• _Work instructions_
Each line of the material must be repeated precisely, with the pictures left out.

• _Records for the task_
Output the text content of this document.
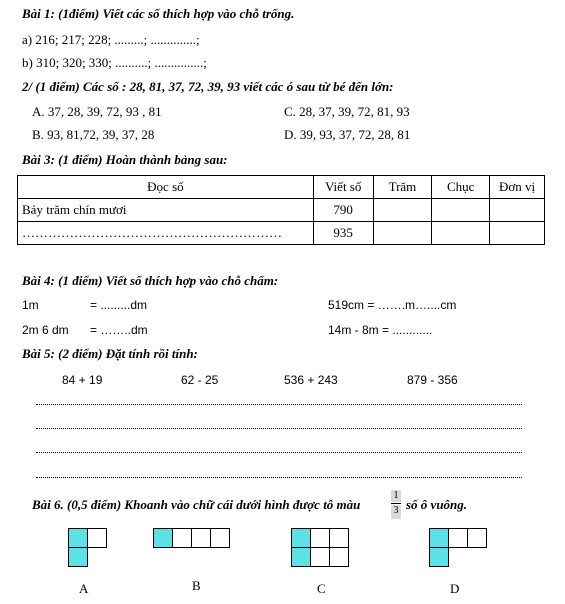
Bài 1: (1điểm) Viết các số thích hợp vào chỗ trống.
a) 216; 217; 228; .........; ..............;
b) 310; 320; 330; ..........; ...............;
2/ (1 điểm) Các số : 28, 81, 37, 72, 39, 93 viết các ó sau từ bé đến lớn:
A. 37, 28, 39, 72, 93 , 81	C. 28, 37, 39, 72, 81, 93
B. 93, 81,72, 39, 37, 28	D. 39, 93, 37, 72, 28, 81
Bài 3: (1 điểm) Hoàn thành bảng sau:
Đọc số	Viết số	Trăm	Chục	Đơn vị
Bảy trăm chín mươi	790			
……………………………………………………	935			
Bài 4: (1 điểm) Viết số thích hợp vào chỗ chấm:
1m	= .........dm	519cm = …….m…....cm
2m 6 dm = ……..dm	14m - 8m = ............
Bài 5: (2 điểm) Đặt tính rồi tính:
84 + 19	62 - 25	536 + 243	879 - 356
Bài 6. (0,5 điểm) Khoanh vào chữ cái dưới hình được tô màu
1
3 số ô vuông.
A	B	C	D
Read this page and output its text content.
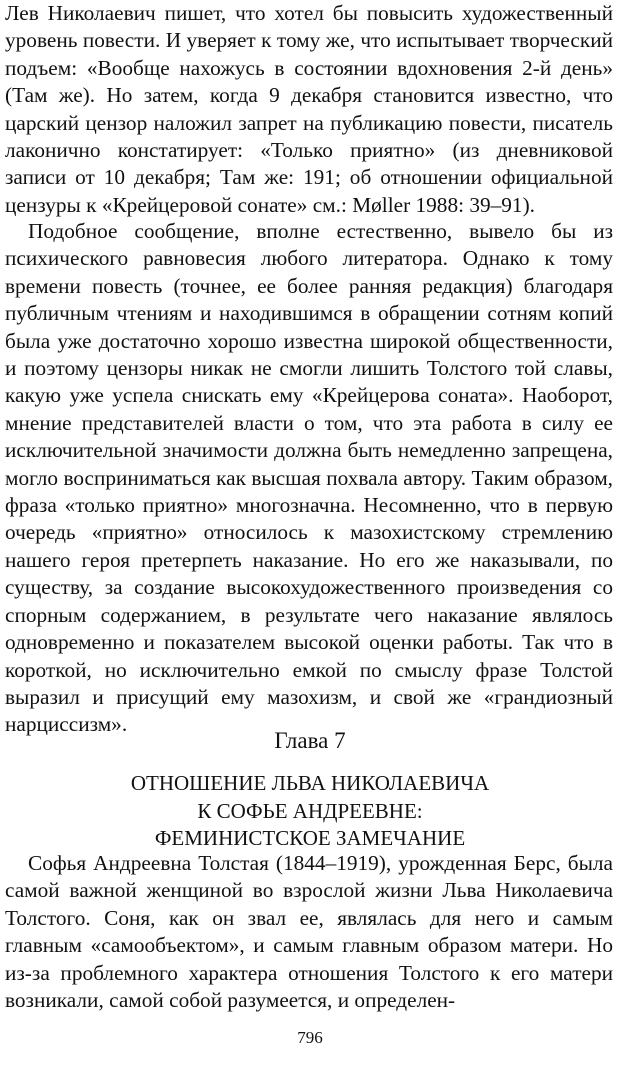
Лев Николаевич пишет, что хотел бы повысить художественный уровень повести. И уверяет к тому же, что испытывает творческий подъем: «Вообще нахожусь в состоянии вдохновения 2-й день» (Там же). Но затем, когда 9 декабря становится известно, что царский цензор наложил запрет на публикацию повести, писатель лаконично констатирует: «Только приятно» (из дневниковой записи от 10 декабря; Там же: 191; об отношении официальной цензуры к «Крейцеровой сонате» см.: Møller 1988: 39–91).

Подобное сообщение, вполне естественно, вывело бы из психического равновесия любого литератора. Однако к тому времени повесть (точнее, ее более ранняя редакция) благодаря публичным чтениям и находившимся в обращении сотням копий была уже достаточно хорошо известна широкой общественности, и поэтому цензоры никак не смогли лишить Толстого той славы, какую уже успела снискать ему «Крейцерова соната». Наоборот, мнение представителей власти о том, что эта работа в силу ее исключительной значимости должна быть немедленно запрещена, могло восприниматься как высшая похвала автору. Таким образом, фраза «только приятно» многозначна. Несомненно, что в первую очередь «приятно» относилось к мазохистскому стремлению нашего героя претерпеть наказание. Но его же наказывали, по существу, за создание высокохудожественного произведения со спорным содержанием, в результате чего наказание являлось одновременно и показателем высокой оценки работы. Так что в короткой, но исключительно емкой по смыслу фразе Толстой выразил и присущий ему мазохизм, и свой же «грандиозный нарциссизм».

Глава 7
ОТНОШЕНИЕ ЛЬВА НИКОЛАЕВИЧА
К СОФЬЕ АНДРЕЕВНЕ:
ФЕМИНИСТСКОЕ ЗАМЕЧАНИЕ

Софья Андреевна Толстая (1844–1919), урожденная Берс, была самой важной женщиной во взрослой жизни Льва Николаевича Толстого. Соня, как он звал ее, являлась для него и самым главным «самообъектом», и самым главным образом матери. Но из-за проблемного характера отношения Толстого к его матери возникали, самой собой разумеется, и определен-

796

• _The result_
Output the text content of this document.
Bài 1: (1điểm) Viết các số thích hợp vào chỗ trống.
a) 216; 217; 228; .........; ..............;
b) 310; 320; 330; ..........; ...............;
2/ (1 điểm) Các số : 28, 81, 37, 72, 39, 93 viết các ó sau từ bé đến lớn:
A. 37, 28, 39, 72, 93 , 81	C. 28, 37, 39, 72, 81, 93
B. 93, 81,72, 39, 37, 28	D. 39, 93, 37, 72, 28, 81
Bài 3: (1 điểm) Hoàn thành bảng sau:
Đọc số	Viết số	Trăm	Chục	Đơn vị
Bảy trăm chín mươi	790			
……………………………………………………	935			
Bài 4: (1 điểm) Viết số thích hợp vào chỗ chấm:
1m	= .........dm	519cm = …….m…....cm
2m 6 dm = ……..dm	14m - 8m = ............
Bài 5: (2 điểm) Đặt tính rồi tính:
84 + 19	62 - 25	536 + 243	879 - 356
Bài 6. (0,5 điểm) Khoanh vào chữ cái dưới hình được tô màu
1
3 số ô vuông.
A	B	C	D
Read this page and output its text content.
Лев Николаевич пишет, что хотел бы повысить художественный уровень повести. И уверяет к тому же, что испытывает творческий подъем: «Вообще нахожусь в состоянии вдохновения 2-й день» (Там же). Но затем, когда 9 декабря становится известно, что царский цензор наложил запрет на публикацию повести, писатель лаконично констатирует: «Только приятно» (из дневниковой записи от 10 декабря; Там же: 191; об отношении официальной цензуры к «Крейцеровой сонате» см.: Møller 1988: 39–91).

Подобное сообщение, вполне естественно, вывело бы из психического равновесия любого литератора. Однако к тому времени повесть (точнее, ее более ранняя редакция) благодаря публичным чтениям и находившимся в обращении сотням копий была уже достаточно хорошо известна широкой общественности, и поэтому цензоры никак не смогли лишить Толстого той славы, какую уже успела снискать ему «Крейцерова соната». Наоборот, мнение представителей власти о том, что эта работа в силу ее исключительной значимости должна быть немедленно запрещена, могло восприниматься как высшая похвала автору. Таким образом, фраза «только приятно» многозначна. Несомненно, что в первую очередь «приятно» относилось к мазохистскому стремлению нашего героя претерпеть наказание. Но его же наказывали, по существу, за создание высокохудожественного произведения со спорным содержанием, в результате чего наказание являлось одновременно и показателем высокой оценки работы. Так что в короткой, но исключительно емкой по смыслу фразе Толстой выразил и присущий ему мазохизм, и свой же «грандиозный нарциссизм».

Глава 7
ОТНОШЕНИЕ ЛЬВА НИКОЛАЕВИЧА
К СОФЬЕ АНДРЕЕВНЕ:
ФЕМИНИСТСКОЕ ЗАМЕЧАНИЕ

Софья Андреевна Толстая (1844–1919), урожденная Берс, была самой важной женщиной во взрослой жизни Льва Николаевича Толстого. Соня, как он звал ее, являлась для него и самым главным «самообъектом», и самым главным образом матери. Но из-за проблемного характера отношения Толстого к его матери возникали, самой собой разумеется, и определен-

796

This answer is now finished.